| PROBLEM |
Extract every record, keeping each one exactly as it is.

* BEGIN MATERIAL FOR THIS EXERCISE *

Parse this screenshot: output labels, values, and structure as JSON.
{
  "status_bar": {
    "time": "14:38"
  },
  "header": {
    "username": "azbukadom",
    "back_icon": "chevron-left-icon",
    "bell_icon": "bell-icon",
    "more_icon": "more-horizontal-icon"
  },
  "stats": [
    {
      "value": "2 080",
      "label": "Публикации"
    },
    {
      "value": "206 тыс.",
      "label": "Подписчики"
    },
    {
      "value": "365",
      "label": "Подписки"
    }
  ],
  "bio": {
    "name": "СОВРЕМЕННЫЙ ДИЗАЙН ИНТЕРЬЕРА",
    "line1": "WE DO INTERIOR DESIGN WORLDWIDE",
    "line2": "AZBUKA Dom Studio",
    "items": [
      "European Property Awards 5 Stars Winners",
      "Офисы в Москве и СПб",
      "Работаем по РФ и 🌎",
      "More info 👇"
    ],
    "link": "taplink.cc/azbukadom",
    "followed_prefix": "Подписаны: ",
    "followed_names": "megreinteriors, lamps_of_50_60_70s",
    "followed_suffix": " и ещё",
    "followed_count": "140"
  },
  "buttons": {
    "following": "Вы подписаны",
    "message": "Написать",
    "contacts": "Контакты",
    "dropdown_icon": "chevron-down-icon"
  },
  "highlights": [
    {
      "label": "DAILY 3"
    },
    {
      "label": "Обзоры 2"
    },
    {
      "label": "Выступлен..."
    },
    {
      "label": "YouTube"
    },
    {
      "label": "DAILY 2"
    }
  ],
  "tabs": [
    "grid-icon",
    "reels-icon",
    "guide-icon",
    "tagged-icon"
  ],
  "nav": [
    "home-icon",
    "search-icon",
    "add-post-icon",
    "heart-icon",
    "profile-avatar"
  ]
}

* END MATERIAL FOR THIS EXERCISE *

| COMPLETE RESPONSE |
Parse this screenshot: output labels, values, and structure as JSON.
{
  "status_bar": {
    "time": "14:38"
  },
  "header": {
    "username": "azbukadom",
    "back_icon": "chevron-left-icon",
    "bell_icon": "bell-icon",
    "more_icon": "more-horizontal-icon"
  },
  "stats": [
    {
      "value": "2 080",
      "label": "Публикации"
    },
    {
      "value": "206 тыс.",
      "label": "Подписчики"
    },
    {
      "value": "365",
      "label": "Подписки"
    }
  ],
  "bio": {
    "name": "СОВРЕМЕННЫЙ ДИЗАЙН ИНТЕРЬЕРА",
    "line1": "WE DO INTERIOR DESIGN WORLDWIDE",
    "line2": "AZBUKA Dom Studio",
    "items": [
      "European Property Awards 5 Stars Winners",
      "Офисы в Москве и СПб",
      "Работаем по РФ и 🌎",
      "More info 👇"
    ],
    "link": "taplink.cc/azbukadom",
    "followed_prefix": "Подписаны: ",
    "followed_names": "megreinteriors, lamps_of_50_60_70s",
    "followed_suffix": " и ещё",
    "followed_count": "140"
  },
  "buttons": {
    "following": "Вы подписаны",
    "message": "Написать",
    "contacts": "Контакты",
    "dropdown_icon": "chevron-down-icon"
  },
  "highlights": [
    {
      "label": "DAILY 3"
    },
    {
      "label": "Обзоры 2"
    },
    {
      "label": "Выступлен..."
    },
    {
      "label": "YouTube"
    },
    {
      "label": "DAILY 2"
    }
  ],
  "tabs": [
    "grid-icon",
    "reels-icon",
    "guide-icon",
    "tagged-icon"
  ],
  "nav": [
    "home-icon",
    "search-icon",
    "add-post-icon",
    "heart-icon",
    "profile-avatar"
  ]
}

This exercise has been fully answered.